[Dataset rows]
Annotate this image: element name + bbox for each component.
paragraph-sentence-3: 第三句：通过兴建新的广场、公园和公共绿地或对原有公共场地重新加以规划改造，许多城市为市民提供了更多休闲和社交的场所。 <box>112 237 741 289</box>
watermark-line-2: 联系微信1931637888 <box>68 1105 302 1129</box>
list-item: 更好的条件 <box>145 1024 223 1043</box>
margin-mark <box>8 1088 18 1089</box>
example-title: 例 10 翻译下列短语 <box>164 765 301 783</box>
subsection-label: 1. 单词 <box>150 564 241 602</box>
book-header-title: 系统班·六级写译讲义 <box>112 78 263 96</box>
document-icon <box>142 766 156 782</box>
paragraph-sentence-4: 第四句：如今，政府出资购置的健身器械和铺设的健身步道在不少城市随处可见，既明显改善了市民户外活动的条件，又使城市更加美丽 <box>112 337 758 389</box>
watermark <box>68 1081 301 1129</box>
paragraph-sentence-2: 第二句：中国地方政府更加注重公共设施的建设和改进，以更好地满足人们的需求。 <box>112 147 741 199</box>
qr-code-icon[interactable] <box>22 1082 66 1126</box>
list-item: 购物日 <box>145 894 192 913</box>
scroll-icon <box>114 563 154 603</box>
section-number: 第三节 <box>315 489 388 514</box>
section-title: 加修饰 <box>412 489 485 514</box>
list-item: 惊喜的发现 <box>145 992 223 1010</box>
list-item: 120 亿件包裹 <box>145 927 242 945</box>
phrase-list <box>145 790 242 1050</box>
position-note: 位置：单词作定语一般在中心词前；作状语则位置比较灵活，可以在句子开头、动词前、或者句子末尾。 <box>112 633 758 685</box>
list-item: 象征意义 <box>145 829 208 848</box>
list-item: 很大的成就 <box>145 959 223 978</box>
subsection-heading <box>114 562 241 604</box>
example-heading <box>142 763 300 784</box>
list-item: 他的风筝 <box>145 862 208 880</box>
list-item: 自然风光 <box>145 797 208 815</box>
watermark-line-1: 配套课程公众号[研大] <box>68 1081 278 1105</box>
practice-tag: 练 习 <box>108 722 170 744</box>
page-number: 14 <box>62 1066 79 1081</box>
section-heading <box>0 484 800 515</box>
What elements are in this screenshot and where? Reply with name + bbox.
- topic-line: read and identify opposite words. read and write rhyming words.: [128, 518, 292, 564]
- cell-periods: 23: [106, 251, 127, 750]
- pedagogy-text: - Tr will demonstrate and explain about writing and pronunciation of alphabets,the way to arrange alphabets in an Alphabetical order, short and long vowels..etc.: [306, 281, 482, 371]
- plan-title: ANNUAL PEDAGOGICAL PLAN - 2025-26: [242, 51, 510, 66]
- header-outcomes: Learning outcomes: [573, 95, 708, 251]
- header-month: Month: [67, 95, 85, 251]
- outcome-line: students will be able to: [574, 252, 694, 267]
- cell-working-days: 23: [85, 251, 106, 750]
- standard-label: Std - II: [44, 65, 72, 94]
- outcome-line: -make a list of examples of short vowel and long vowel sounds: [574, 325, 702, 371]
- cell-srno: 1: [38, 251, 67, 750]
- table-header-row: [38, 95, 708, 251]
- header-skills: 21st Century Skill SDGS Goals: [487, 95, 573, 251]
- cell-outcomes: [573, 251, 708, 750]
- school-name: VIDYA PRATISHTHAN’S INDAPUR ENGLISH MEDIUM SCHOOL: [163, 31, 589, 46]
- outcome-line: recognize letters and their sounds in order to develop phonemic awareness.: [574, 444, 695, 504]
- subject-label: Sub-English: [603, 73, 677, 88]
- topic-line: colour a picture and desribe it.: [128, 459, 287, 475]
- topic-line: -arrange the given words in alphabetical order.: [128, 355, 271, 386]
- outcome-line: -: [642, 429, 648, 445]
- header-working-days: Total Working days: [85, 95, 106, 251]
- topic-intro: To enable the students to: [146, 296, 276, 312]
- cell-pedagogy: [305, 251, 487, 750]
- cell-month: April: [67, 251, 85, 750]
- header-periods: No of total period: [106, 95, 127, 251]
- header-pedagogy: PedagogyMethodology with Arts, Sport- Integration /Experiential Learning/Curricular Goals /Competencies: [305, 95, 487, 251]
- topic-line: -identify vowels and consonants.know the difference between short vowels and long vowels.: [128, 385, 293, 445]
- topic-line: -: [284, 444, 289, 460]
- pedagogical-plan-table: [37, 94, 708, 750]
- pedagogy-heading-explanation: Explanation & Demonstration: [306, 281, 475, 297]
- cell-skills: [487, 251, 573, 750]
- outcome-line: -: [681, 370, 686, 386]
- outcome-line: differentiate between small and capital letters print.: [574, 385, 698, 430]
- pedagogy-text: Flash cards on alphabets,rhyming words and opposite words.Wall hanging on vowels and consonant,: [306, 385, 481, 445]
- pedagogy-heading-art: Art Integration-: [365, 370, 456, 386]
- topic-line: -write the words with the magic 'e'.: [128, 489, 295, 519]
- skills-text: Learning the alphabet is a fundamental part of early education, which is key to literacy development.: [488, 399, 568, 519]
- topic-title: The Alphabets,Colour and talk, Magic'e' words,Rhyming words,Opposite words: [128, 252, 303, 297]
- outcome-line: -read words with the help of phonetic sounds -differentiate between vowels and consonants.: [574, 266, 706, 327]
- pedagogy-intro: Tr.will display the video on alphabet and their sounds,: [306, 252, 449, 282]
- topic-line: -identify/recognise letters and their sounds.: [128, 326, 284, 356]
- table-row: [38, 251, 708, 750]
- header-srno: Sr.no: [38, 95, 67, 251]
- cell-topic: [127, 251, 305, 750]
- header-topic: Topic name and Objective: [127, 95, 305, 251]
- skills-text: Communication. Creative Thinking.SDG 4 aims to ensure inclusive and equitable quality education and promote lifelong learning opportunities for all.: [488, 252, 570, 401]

» **Challenge**: Write out every line of the material above word for word, with no changes.

» **Answer for the task**:
Annotate this image: element name + bbox for each component.
paragraph-sentence-3: 第三句：通过兴建新的广场、公园和公共绿地或对原有公共场地重新加以规划改造，许多城市为市民提供了更多休闲和社交的场所。 <box>112 237 741 289</box>
watermark-line-2: 联系微信1931637888 <box>68 1105 302 1129</box>
list-item: 更好的条件 <box>145 1024 223 1043</box>
margin-mark <box>8 1088 18 1089</box>
example-title: 例 10 翻译下列短语 <box>164 765 301 783</box>
subsection-label: 1. 单词 <box>150 564 241 602</box>
book-header-title: 系统班·六级写译讲义 <box>112 78 263 96</box>
document-icon <box>142 766 156 782</box>
paragraph-sentence-4: 第四句：如今，政府出资购置的健身器械和铺设的健身步道在不少城市随处可见，既明显改善了市民户外活动的条件，又使城市更加美丽 <box>112 337 758 389</box>
watermark <box>68 1081 301 1129</box>
paragraph-sentence-2: 第二句：中国地方政府更加注重公共设施的建设和改进，以更好地满足人们的需求。 <box>112 147 741 199</box>
qr-code-icon[interactable] <box>22 1082 66 1126</box>
list-item: 购物日 <box>145 894 192 913</box>
scroll-icon <box>114 563 154 603</box>
section-number: 第三节 <box>315 489 388 514</box>
section-title: 加修饰 <box>412 489 485 514</box>
list-item: 惊喜的发现 <box>145 992 223 1010</box>
list-item: 120 亿件包裹 <box>145 927 242 945</box>
phrase-list <box>145 790 242 1050</box>
position-note: 位置：单词作定语一般在中心词前；作状语则位置比较灵活，可以在句子开头、动词前、或者句子末尾。 <box>112 633 758 685</box>
list-item: 象征意义 <box>145 829 208 848</box>
list-item: 很大的成就 <box>145 959 223 978</box>
subsection-heading <box>114 562 241 604</box>
example-heading <box>142 763 300 784</box>
list-item: 他的风筝 <box>145 862 208 880</box>
list-item: 自然风光 <box>145 797 208 815</box>
watermark-line-1: 配套课程公众号[研大] <box>68 1081 278 1105</box>
practice-tag: 练 习 <box>108 722 170 744</box>
page-number: 14 <box>62 1066 79 1081</box>
section-heading <box>0 484 800 515</box>
What elements are in this screenshot and where? Reply with name + bbox.
- topic-line: read and identify opposite words. read and write rhyming words.: [128, 518, 292, 564]
- cell-periods: 23: [106, 251, 127, 750]
- pedagogy-text: - Tr will demonstrate and explain about writing and pronunciation of alphabets,the way to arrange alphabets in an Alphabetical order, short and long vowels..etc.: [306, 281, 482, 371]
- plan-title: ANNUAL PEDAGOGICAL PLAN - 2025-26: [242, 51, 510, 66]
- header-outcomes: Learning outcomes: [573, 95, 708, 251]
- header-month: Month: [67, 95, 85, 251]
- outcome-line: students will be able to: [574, 252, 694, 267]
- cell-working-days: 23: [85, 251, 106, 750]
- standard-label: Std - II: [44, 65, 72, 94]
- outcome-line: -make a list of examples of short vowel and long vowel sounds: [574, 325, 702, 371]
- cell-srno: 1: [38, 251, 67, 750]
- table-header-row: [38, 95, 708, 251]
- header-skills: 21st Century Skill SDGS Goals: [487, 95, 573, 251]
- cell-outcomes: [573, 251, 708, 750]
- school-name: VIDYA PRATISHTHAN’S INDAPUR ENGLISH MEDIUM SCHOOL: [163, 31, 589, 46]
- outcome-line: recognize letters and their sounds in order to develop phonemic awareness.: [574, 444, 695, 504]
- subject-label: Sub-English: [603, 73, 677, 88]
- topic-line: colour a picture and desribe it.: [128, 459, 287, 475]
- topic-line: -arrange the given words in alphabetical order.: [128, 355, 271, 386]
- outcome-line: -: [642, 429, 648, 445]
- header-working-days: Total Working days: [85, 95, 106, 251]
- topic-intro: To enable the students to: [146, 296, 276, 312]
- cell-pedagogy: [305, 251, 487, 750]
- cell-month: April: [67, 251, 85, 750]
- header-periods: No of total period: [106, 95, 127, 251]
- header-pedagogy: PedagogyMethodology with Arts, Sport- Integration /Experiential Learning/Curricular Goals /Competencies: [305, 95, 487, 251]
- topic-line: -identify vowels and consonants.know the difference between short vowels and long vowels.: [128, 385, 293, 445]
- topic-line: -: [284, 444, 289, 460]
- pedagogical-plan-table: [37, 94, 708, 750]
- pedagogy-heading-explanation: Explanation & Demonstration: [306, 281, 475, 297]
- cell-skills: [487, 251, 573, 750]
- outcome-line: -: [681, 370, 686, 386]
- outcome-line: differentiate between small and capital letters print.: [574, 385, 698, 430]
- pedagogy-text: Flash cards on alphabets,rhyming words and opposite words.Wall hanging on vowels and consonant,: [306, 385, 481, 445]
- pedagogy-heading-art: Art Integration-: [365, 370, 456, 386]
- topic-line: -write the words with the magic 'e'.: [128, 489, 295, 519]
- skills-text: Learning the alphabet is a fundamental part of early education, which is key to literacy development.: [488, 399, 568, 519]
- topic-title: The Alphabets,Colour and talk, Magic'e' words,Rhyming words,Opposite words: [128, 252, 303, 297]
- outcome-line: -read words with the help of phonetic sounds -differentiate between vowels and consonants.: [574, 266, 706, 327]
- pedagogy-intro: Tr.will display the video on alphabet and their sounds,: [306, 252, 449, 282]
- topic-line: -identify/recognise letters and their sounds.: [128, 326, 284, 356]
- table-row: [38, 251, 708, 750]
- header-srno: Sr.no: [38, 95, 67, 251]
- cell-topic: [127, 251, 305, 750]
- header-topic: Topic name and Objective: [127, 95, 305, 251]
- skills-text: Communication. Creative Thinking.SDG 4 aims to ensure inclusive and equitable quality education and promote lifelong learning opportunities for all.: [488, 252, 570, 401]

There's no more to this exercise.